_EXERCISE GOAL_. Copy out all the lines where "DROP" shows up.

_GIVEN INFORMATION_.
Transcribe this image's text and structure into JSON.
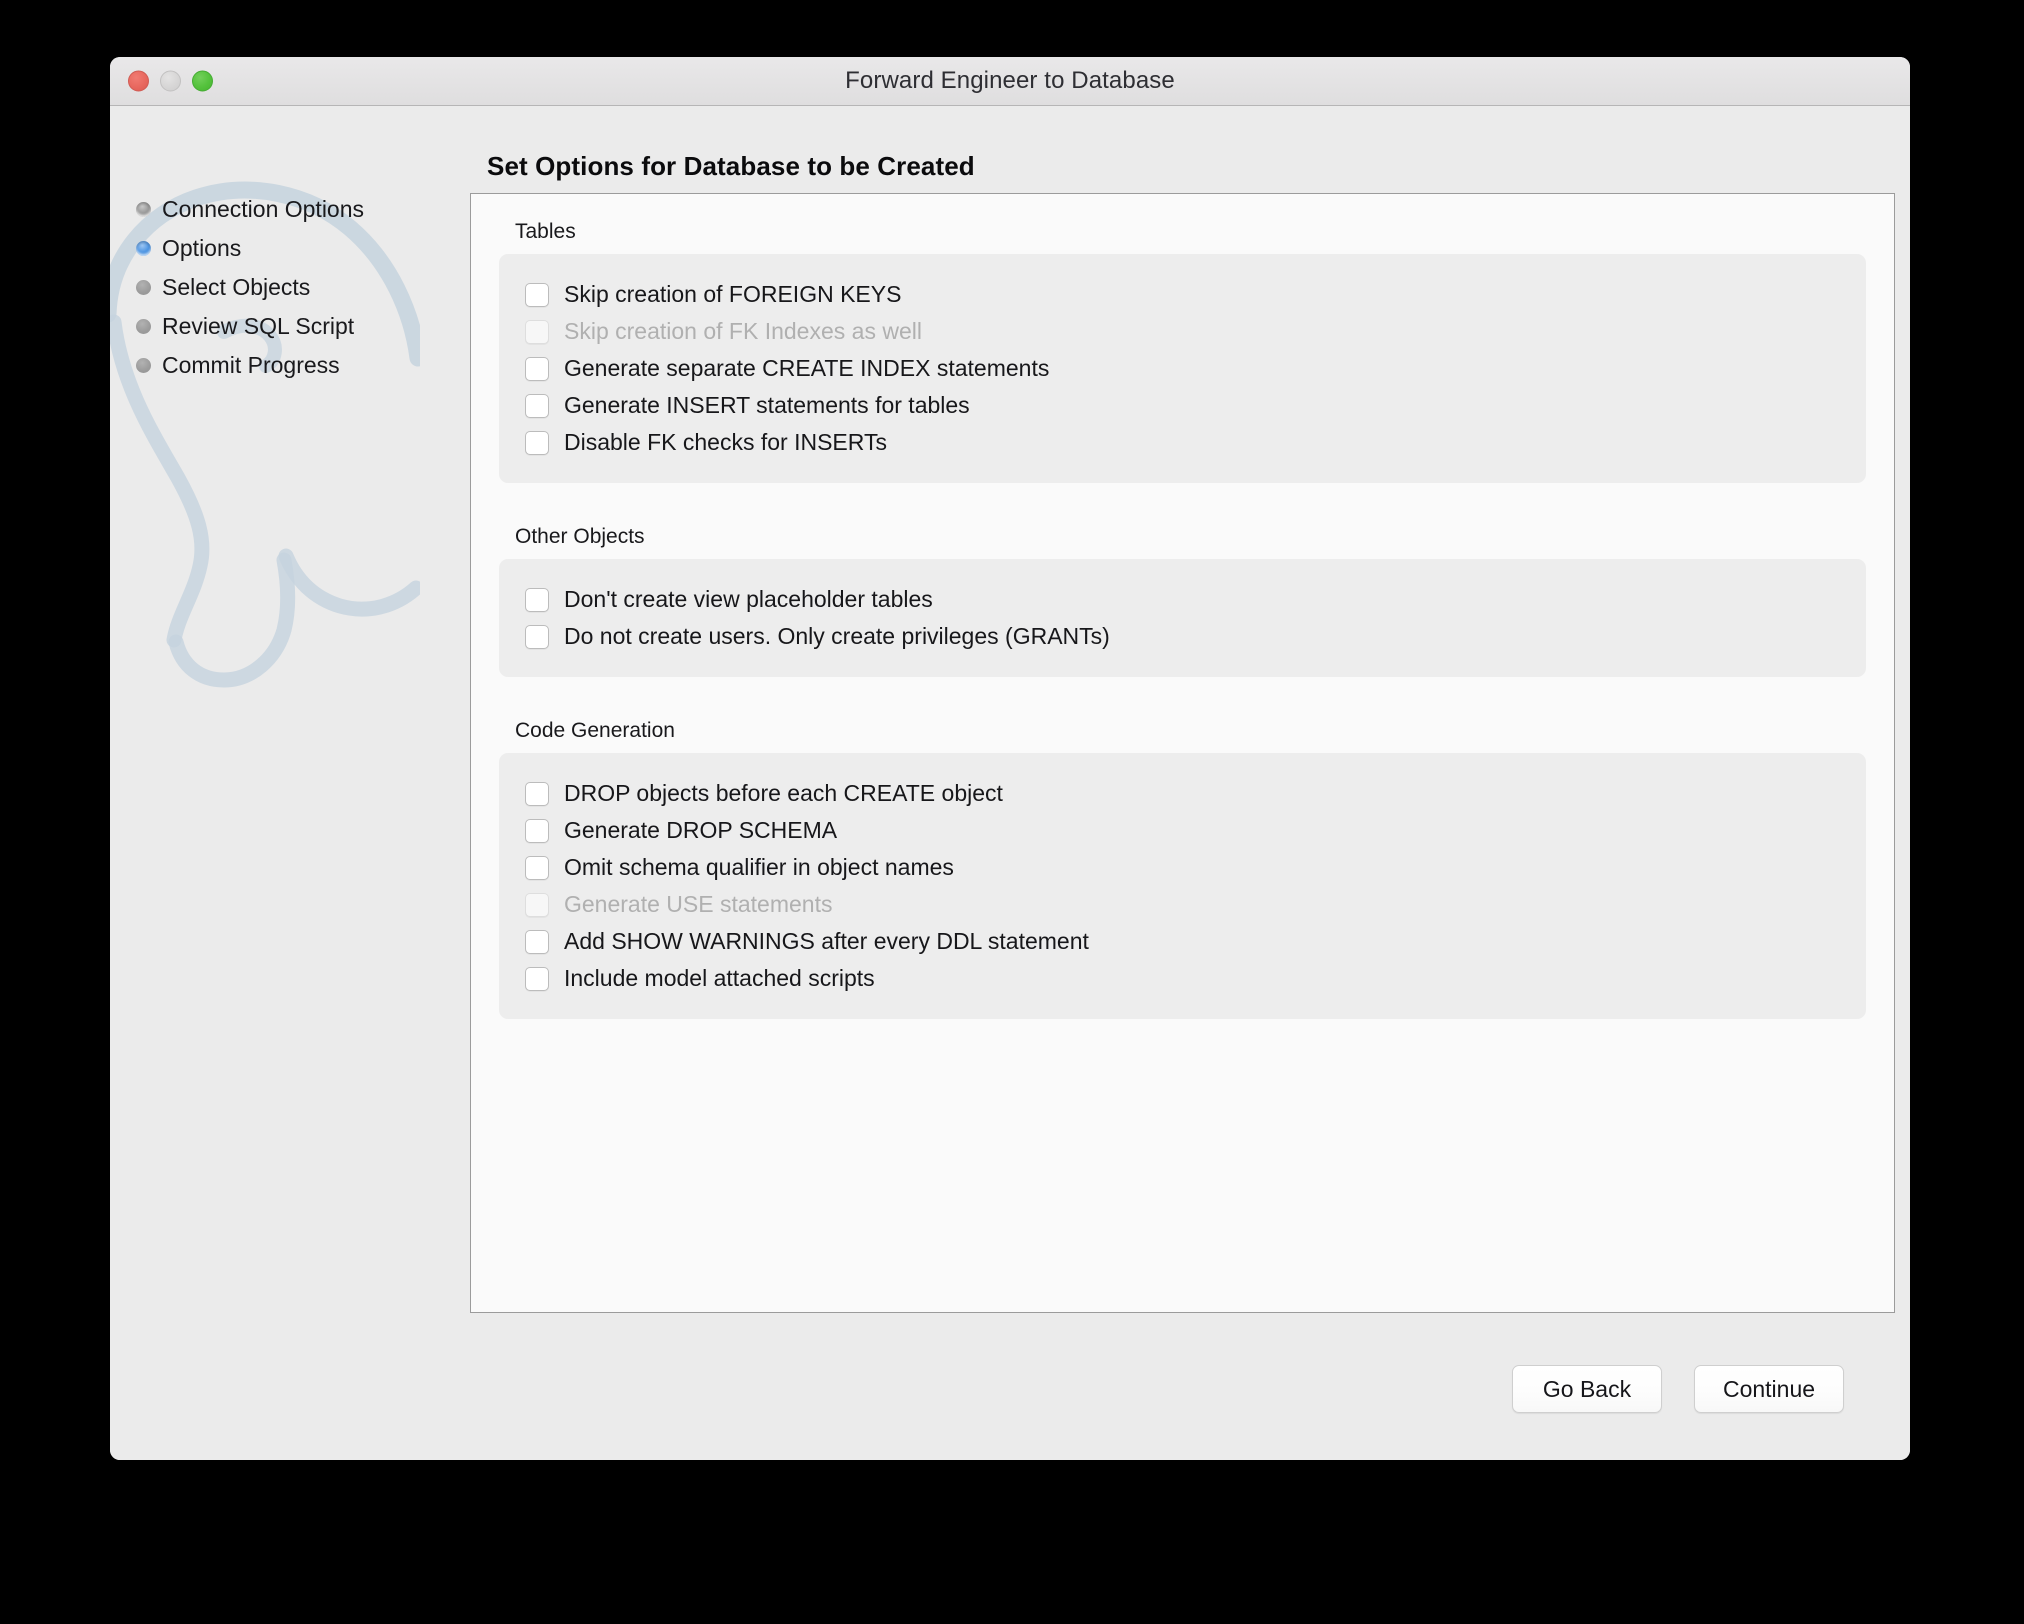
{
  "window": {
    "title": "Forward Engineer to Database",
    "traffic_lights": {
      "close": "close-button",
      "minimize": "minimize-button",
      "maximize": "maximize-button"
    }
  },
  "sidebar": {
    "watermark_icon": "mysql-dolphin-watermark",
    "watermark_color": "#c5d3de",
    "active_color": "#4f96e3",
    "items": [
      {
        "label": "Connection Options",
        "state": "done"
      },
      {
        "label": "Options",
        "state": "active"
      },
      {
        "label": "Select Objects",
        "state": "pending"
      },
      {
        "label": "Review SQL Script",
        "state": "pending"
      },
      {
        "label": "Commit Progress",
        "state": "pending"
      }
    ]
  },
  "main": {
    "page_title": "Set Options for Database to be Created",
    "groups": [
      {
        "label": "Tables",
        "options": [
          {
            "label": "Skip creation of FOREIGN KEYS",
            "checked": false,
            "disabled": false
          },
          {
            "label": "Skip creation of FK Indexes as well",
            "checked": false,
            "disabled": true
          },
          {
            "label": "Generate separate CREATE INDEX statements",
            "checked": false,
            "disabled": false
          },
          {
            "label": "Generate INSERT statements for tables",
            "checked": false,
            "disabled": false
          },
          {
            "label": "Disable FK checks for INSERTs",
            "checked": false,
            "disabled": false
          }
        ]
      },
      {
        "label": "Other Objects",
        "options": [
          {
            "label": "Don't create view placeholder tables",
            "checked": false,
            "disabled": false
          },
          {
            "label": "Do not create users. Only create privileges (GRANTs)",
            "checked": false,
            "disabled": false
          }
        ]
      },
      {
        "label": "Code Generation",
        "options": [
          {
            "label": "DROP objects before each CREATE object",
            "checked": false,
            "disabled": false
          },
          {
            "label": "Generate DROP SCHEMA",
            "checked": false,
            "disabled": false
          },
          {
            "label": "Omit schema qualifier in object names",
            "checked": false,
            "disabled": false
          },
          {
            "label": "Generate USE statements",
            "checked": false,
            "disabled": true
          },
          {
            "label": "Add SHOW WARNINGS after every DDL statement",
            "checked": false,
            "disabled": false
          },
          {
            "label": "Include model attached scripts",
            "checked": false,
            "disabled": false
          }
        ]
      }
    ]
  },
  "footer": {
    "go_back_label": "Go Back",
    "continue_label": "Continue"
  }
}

_EXPECTED ANSWER_.
            "label": "DROP objects before each CREATE object",
            "label": "Generate DROP SCHEMA",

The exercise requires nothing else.